§ **What the task asks**:
Your reply should be a single number: how many lines contain the string "Brite".

===== Exercise materials

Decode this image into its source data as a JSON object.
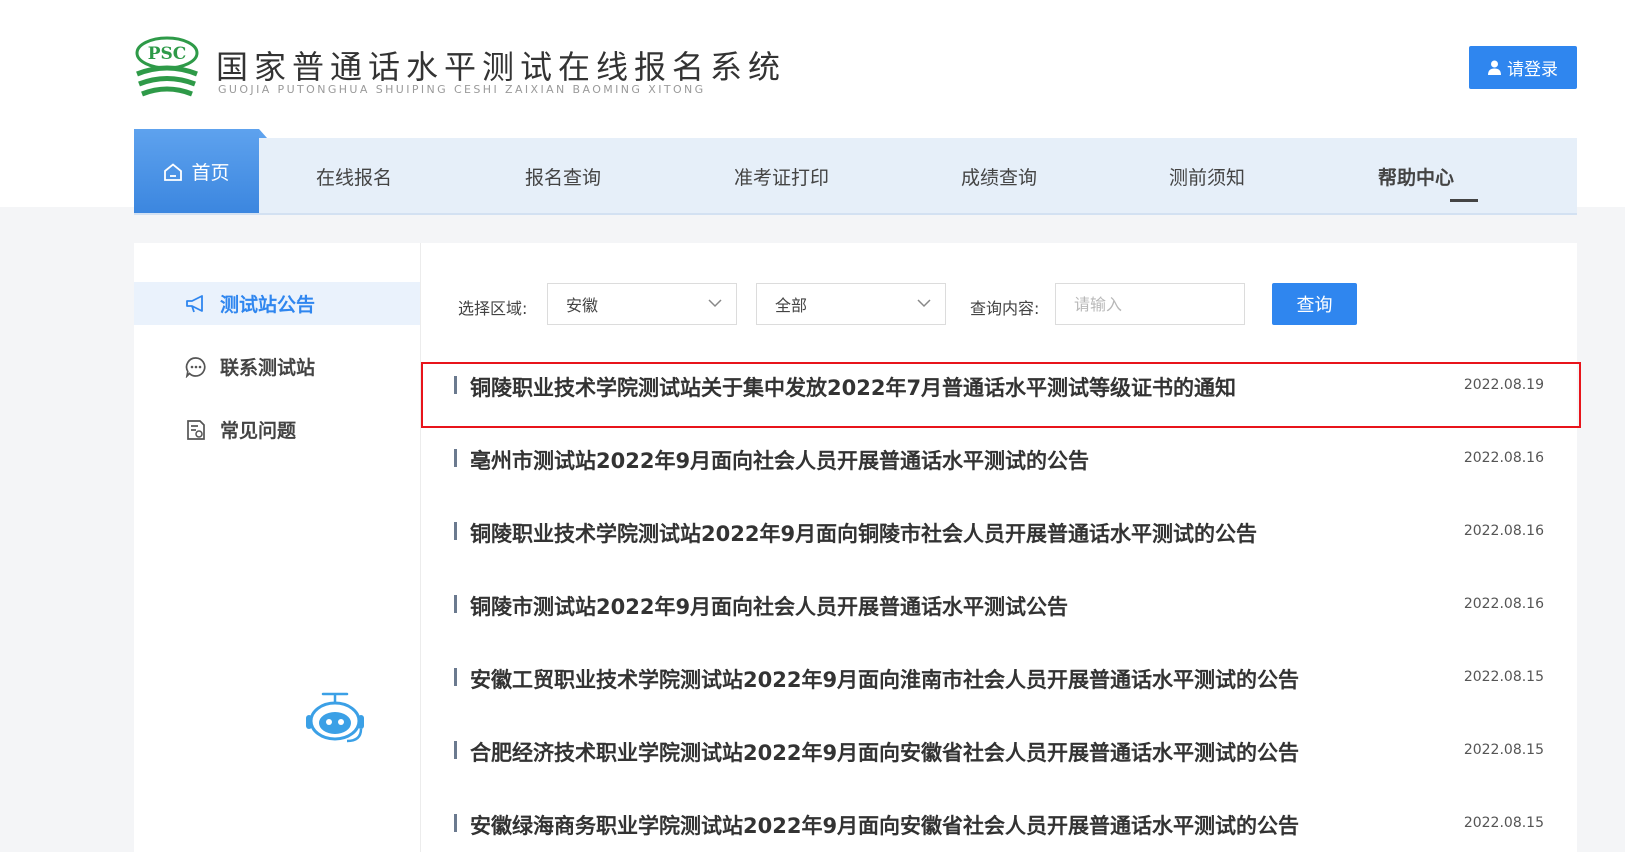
{
  "header": {
    "title": "国家普通话水平测试在线报名系统",
    "pinyin": "GUOJIA PUTONGHUA SHUIPING CESHI ZAIXIAN BAOMING XITONG",
    "logo_text": "PSC",
    "login_label": "请登录",
    "login_icon": "user-icon"
  },
  "nav": {
    "items": [
      {
        "label": "首页",
        "icon": "home-icon"
      },
      {
        "label": "在线报名"
      },
      {
        "label": "报名查询"
      },
      {
        "label": "准考证打印"
      },
      {
        "label": "成绩查询"
      },
      {
        "label": "测前须知"
      },
      {
        "label": "帮助中心"
      }
    ],
    "active": "帮助中心"
  },
  "sidebar": {
    "items": [
      {
        "label": "测试站公告",
        "icon": "megaphone-icon"
      },
      {
        "label": "联系测试站",
        "icon": "chat-icon"
      },
      {
        "label": "常见问题",
        "icon": "document-question-icon"
      }
    ],
    "active": "测试站公告"
  },
  "filters": {
    "region_label": "选择区域:",
    "region_value": "安徽",
    "scope_value": "全部",
    "query_label": "查询内容:",
    "query_placeholder": "请输入",
    "query_button": "查询"
  },
  "announcements": [
    {
      "title": "铜陵职业技术学院测试站关于集中发放2022年7月普通话水平测试等级证书的通知",
      "date": "2022.08.19"
    },
    {
      "title": "亳州市测试站2022年9月面向社会人员开展普通话水平测试的公告",
      "date": "2022.08.16"
    },
    {
      "title": "铜陵职业技术学院测试站2022年9月面向铜陵市社会人员开展普通话水平测试的公告",
      "date": "2022.08.16"
    },
    {
      "title": "铜陵市测试站2022年9月面向社会人员开展普通话水平测试公告",
      "date": "2022.08.16"
    },
    {
      "title": "安徽工贸职业技术学院测试站2022年9月面向淮南市社会人员开展普通话水平测试的公告",
      "date": "2022.08.15"
    },
    {
      "title": "合肥经济技术职业学院测试站2022年9月面向安徽省社会人员开展普通话水平测试的公告",
      "date": "2022.08.15"
    },
    {
      "title": "安徽绿海商务职业学院测试站2022年9月面向安徽省社会人员开展普通话水平测试的公告",
      "date": "2022.08.15"
    }
  ],
  "colors": {
    "accent": "#2f86ef",
    "highlight": "#e8141b",
    "logo_green": "#2e9a48"
  }
}
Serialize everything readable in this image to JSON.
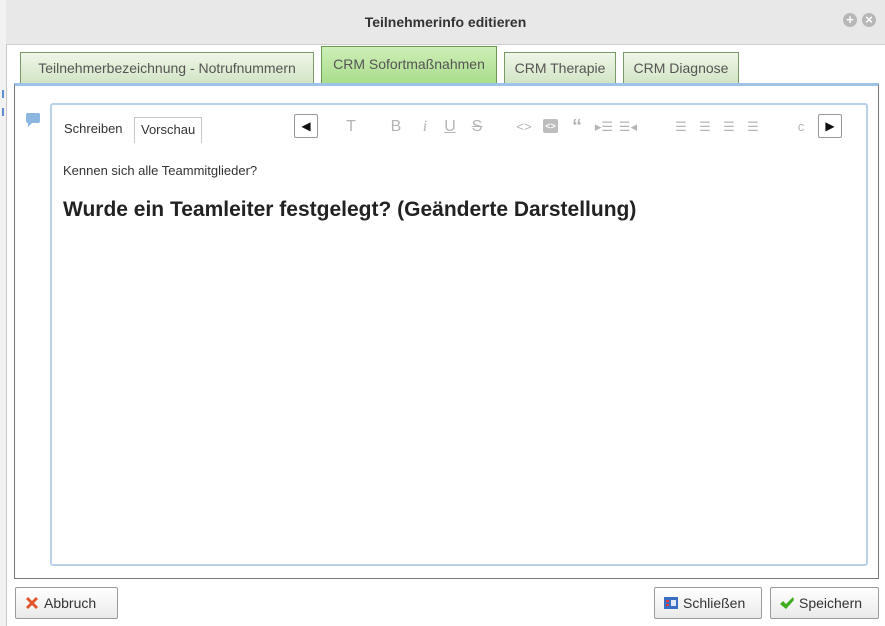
{
  "window": {
    "title": "Teilnehmerinfo editieren"
  },
  "tabs": [
    {
      "label": "Teilnehmerbezeichnung - Notrufnummern"
    },
    {
      "label": "CRM Sofortmaßnahmen",
      "active": true
    },
    {
      "label": "CRM Therapie"
    },
    {
      "label": "CRM Diagnose"
    }
  ],
  "editor": {
    "mode_tabs": [
      {
        "label": "Schreiben"
      },
      {
        "label": "Vorschau",
        "active": true
      }
    ],
    "toolbar_icons": [
      "text-style",
      "bold",
      "italic",
      "underline",
      "strikethrough",
      "code-inline",
      "code-block",
      "quote",
      "indent",
      "outdent",
      "align-left",
      "align-center",
      "align-right",
      "justify",
      "more"
    ],
    "toolbar_glyphs": {
      "text": "T",
      "bold": "B",
      "italic": "i",
      "underline": "U",
      "strike": "S",
      "code": "<>",
      "code_block": "</>",
      "quote": "“",
      "indent": "▸☰",
      "outdent": "☰◂",
      "more": "c"
    },
    "content": {
      "paragraph": "Kennen sich alle Teammitglieder?",
      "heading": "Wurde ein Teamleiter festgelegt? (Geänderte Darstellung)"
    }
  },
  "footer": {
    "cancel_label": "Abbruch",
    "close_label": "Schließen",
    "save_label": "Speichern"
  },
  "colors": {
    "active_tab": "#a9dd8a",
    "inactive_tab": "#d2e4c4",
    "editor_border": "#b9d2ea",
    "cancel_icon": "#e2532b",
    "save_icon": "#3fae1d"
  }
}
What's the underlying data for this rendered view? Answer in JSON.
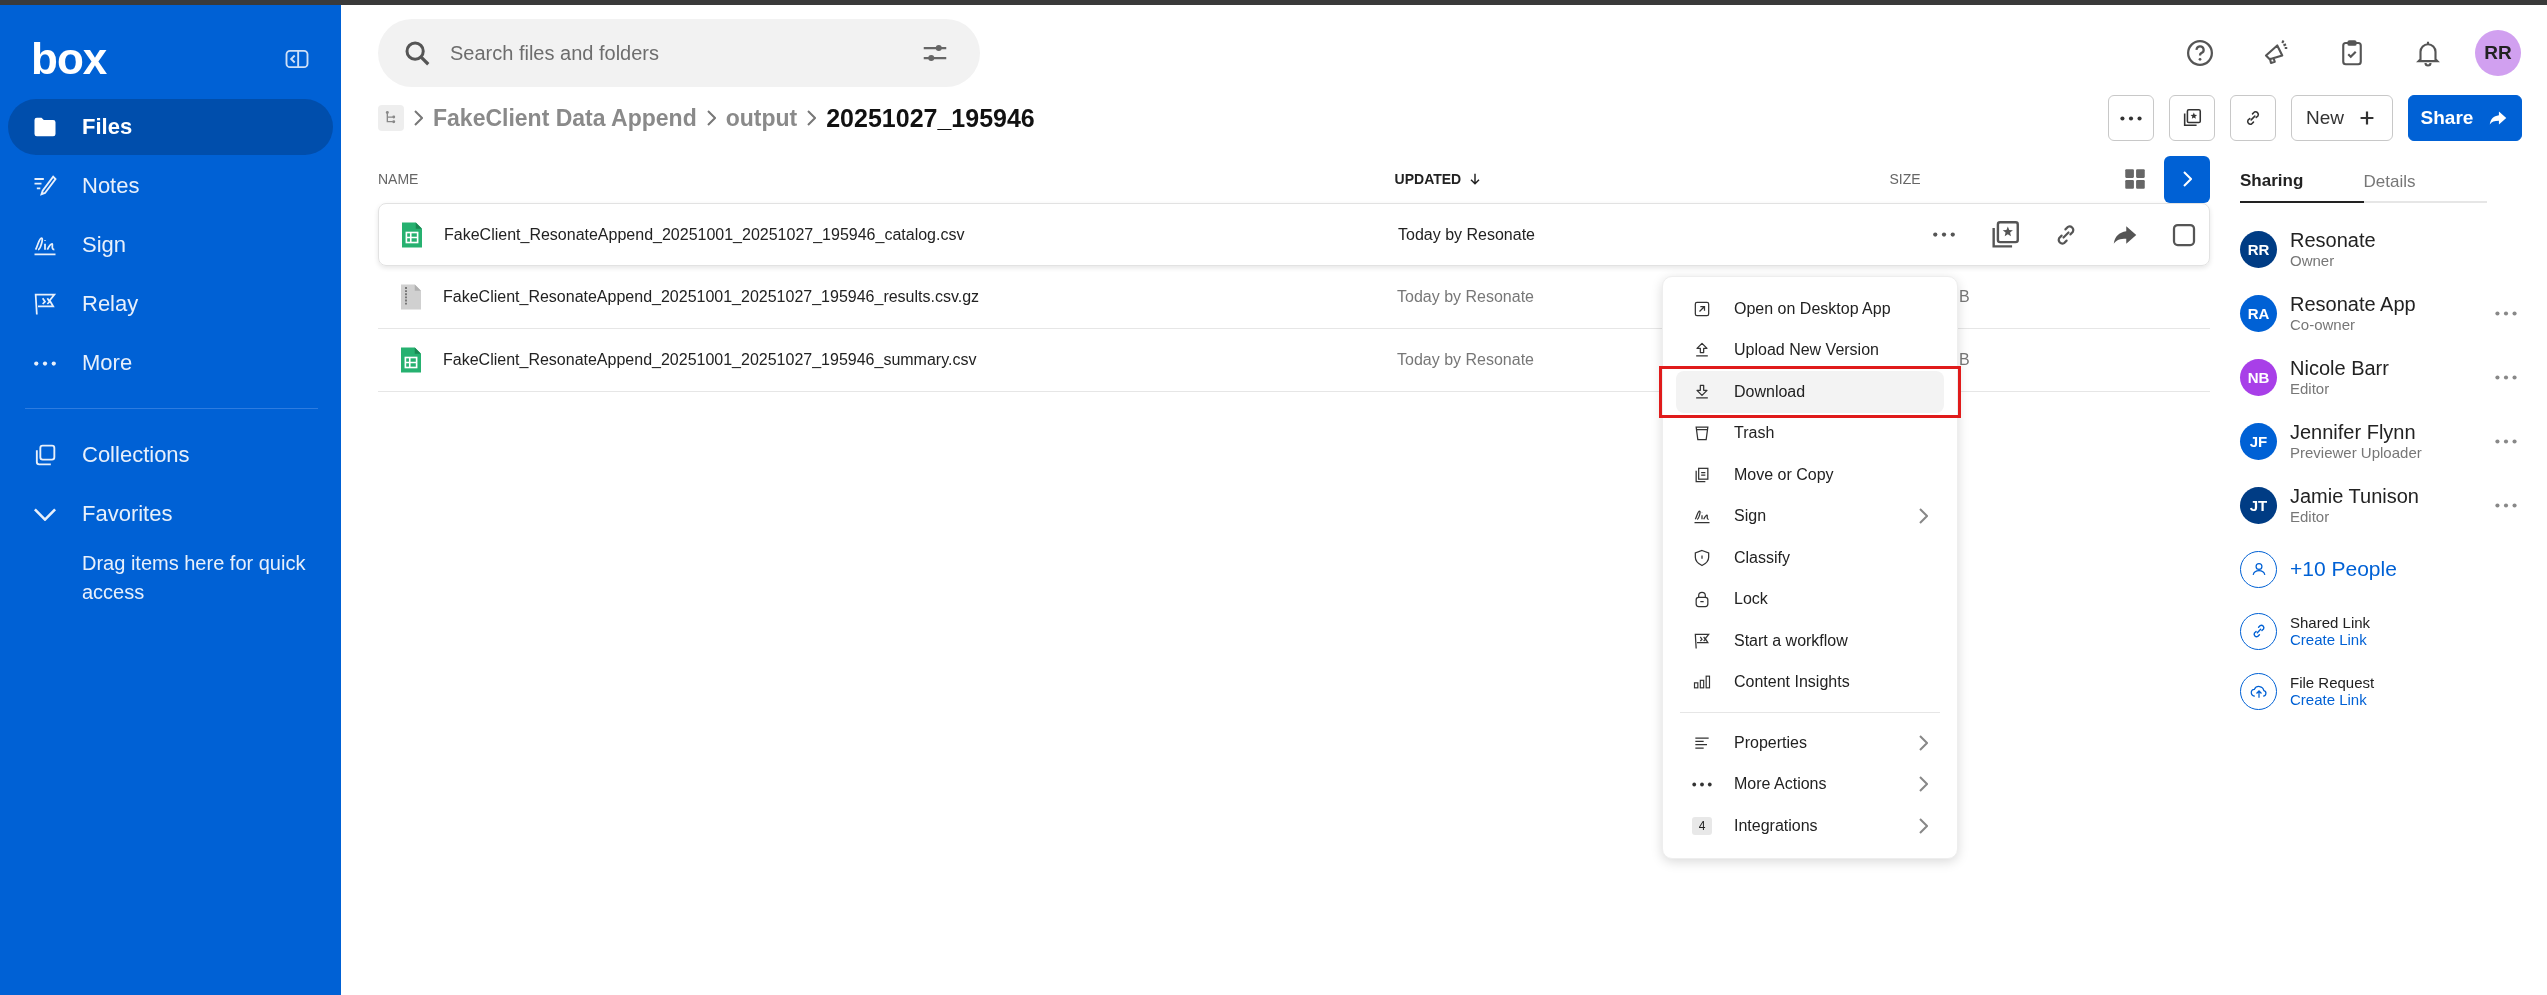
{
  "sidebar": {
    "logo": "box",
    "items": [
      {
        "label": "Files",
        "kind": "folder",
        "selected": true
      },
      {
        "label": "Notes",
        "kind": "notes",
        "selected": false
      },
      {
        "label": "Sign",
        "kind": "sign",
        "selected": false
      },
      {
        "label": "Relay",
        "kind": "flag",
        "selected": false
      },
      {
        "label": "More",
        "kind": "dots",
        "selected": false
      }
    ],
    "collections": {
      "label": "Collections"
    },
    "favorites": {
      "label": "Favorites",
      "expanded": true,
      "hint": "Drag items here for quick access"
    }
  },
  "search": {
    "placeholder": "Search files and folders"
  },
  "account": {
    "initials": "RR"
  },
  "breadcrumb": [
    {
      "label": "FakeClient Data Append",
      "current": false
    },
    {
      "label": "output",
      "current": false
    },
    {
      "label": "20251027_195946",
      "current": true
    }
  ],
  "toolbar": {
    "new_label": "New",
    "share_label": "Share"
  },
  "table": {
    "columns": [
      {
        "label": "NAME",
        "sorted": false
      },
      {
        "label": "UPDATED",
        "sorted": true
      },
      {
        "label": "SIZE",
        "sorted": false
      }
    ],
    "rows": [
      {
        "name": "FakeClient_ResonateAppend_20251001_20251027_195946_catalog.csv",
        "kind": "sheet",
        "updated": "Today by Resonate",
        "hovered": true
      },
      {
        "name": "FakeClient_ResonateAppend_20251001_20251027_195946_results.csv.gz",
        "kind": "archive",
        "updated": "Today by Resonate",
        "size": "B",
        "hovered": false
      },
      {
        "name": "FakeClient_ResonateAppend_20251001_20251027_195946_summary.csv",
        "kind": "sheet",
        "updated": "Today by Resonate",
        "size": "B",
        "hovered": false
      }
    ]
  },
  "context_menu": {
    "sections": [
      [
        {
          "label": "Open on Desktop App",
          "kind": "open",
          "submenu": false,
          "hovered": false,
          "outlined": false
        },
        {
          "label": "Upload New Version",
          "kind": "upload",
          "submenu": false,
          "hovered": false,
          "outlined": false
        },
        {
          "label": "Download",
          "kind": "download",
          "submenu": false,
          "hovered": true,
          "outlined": true
        },
        {
          "label": "Trash",
          "kind": "trash",
          "submenu": false,
          "hovered": false,
          "outlined": false
        },
        {
          "label": "Move or Copy",
          "kind": "copy",
          "submenu": false,
          "hovered": false,
          "outlined": false
        },
        {
          "label": "Sign",
          "kind": "sign",
          "submenu": true,
          "hovered": false,
          "outlined": false
        },
        {
          "label": "Classify",
          "kind": "shield",
          "submenu": false,
          "hovered": false,
          "outlined": false
        },
        {
          "label": "Lock",
          "kind": "lock",
          "submenu": false,
          "hovered": false,
          "outlined": false
        },
        {
          "label": "Start a workflow",
          "kind": "flag",
          "submenu": false,
          "hovered": false,
          "outlined": false
        },
        {
          "label": "Content Insights",
          "kind": "bars",
          "submenu": false,
          "hovered": false,
          "outlined": false
        }
      ],
      [
        {
          "label": "Properties",
          "kind": "lines",
          "submenu": true,
          "hovered": false,
          "outlined": false
        },
        {
          "label": "More Actions",
          "kind": "dots",
          "submenu": true,
          "hovered": false,
          "outlined": false
        },
        {
          "label": "Integrations",
          "kind": "badge",
          "badge": "4",
          "submenu": true,
          "hovered": false,
          "outlined": false
        }
      ]
    ]
  },
  "panel": {
    "tabs": [
      {
        "label": "Sharing",
        "selected": true
      },
      {
        "label": "Details",
        "selected": false
      }
    ],
    "people": [
      {
        "initials": "RR",
        "name": "Resonate",
        "role": "Owner",
        "color": "#003c84",
        "menu": false
      },
      {
        "initials": "RA",
        "name": "Resonate App",
        "role": "Co-owner",
        "color": "#0061d5",
        "menu": true
      },
      {
        "initials": "NB",
        "name": "Nicole Barr",
        "role": "Editor",
        "color": "#a83fe8",
        "menu": true
      },
      {
        "initials": "JF",
        "name": "Jennifer Flynn",
        "role": "Previewer Uploader",
        "color": "#0061d5",
        "menu": true
      },
      {
        "initials": "JT",
        "name": "Jamie Tunison",
        "role": "Editor",
        "color": "#003c84",
        "menu": true
      }
    ],
    "more_people": "+10 People",
    "links": [
      {
        "kind": "link",
        "title": "Shared Link",
        "action": "Create Link"
      },
      {
        "kind": "upload",
        "title": "File Request",
        "action": "Create Link"
      }
    ]
  }
}
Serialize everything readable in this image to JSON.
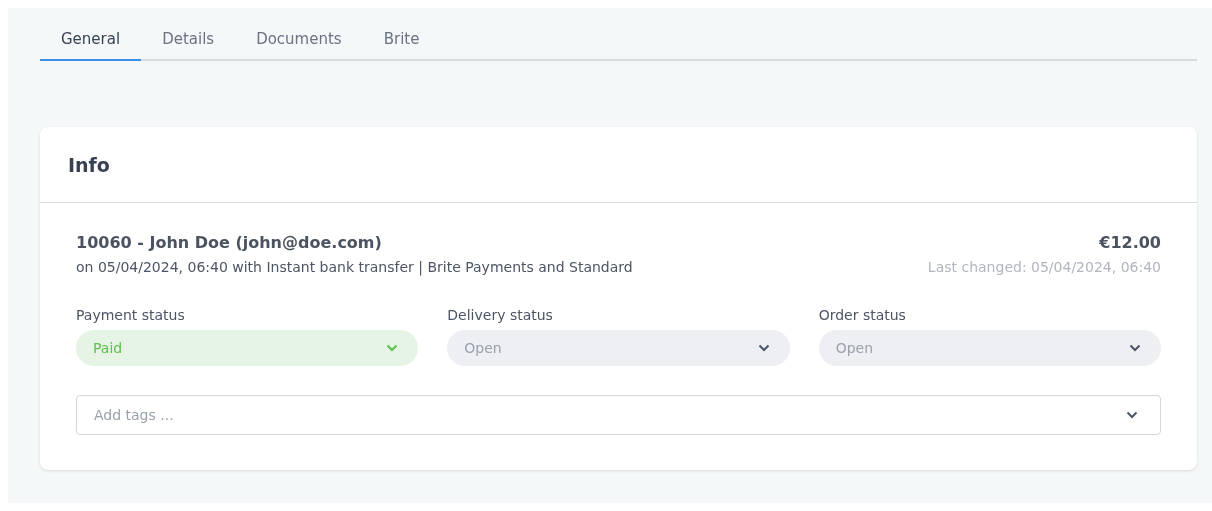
{
  "tabs": [
    {
      "label": "General",
      "selected": true
    },
    {
      "label": "Details",
      "selected": false
    },
    {
      "label": "Documents",
      "selected": false
    },
    {
      "label": "Brite",
      "selected": false
    }
  ],
  "info": {
    "title": "Info",
    "order_title": "10060 - John Doe (john@doe.com)",
    "order_subtitle": "on 05/04/2024, 06:40 with Instant bank transfer | Brite Payments and Standard",
    "amount": "€12.00",
    "last_changed": "Last changed: 05/04/2024, 06:40",
    "statuses": [
      {
        "label": "Payment status",
        "value": "Paid",
        "kind": "success"
      },
      {
        "label": "Delivery status",
        "value": "Open",
        "kind": "neutral"
      },
      {
        "label": "Order status",
        "value": "Open",
        "kind": "neutral"
      }
    ],
    "tags": {
      "placeholder": "Add tags ..."
    }
  }
}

==========

§ **Solved exercise**:
2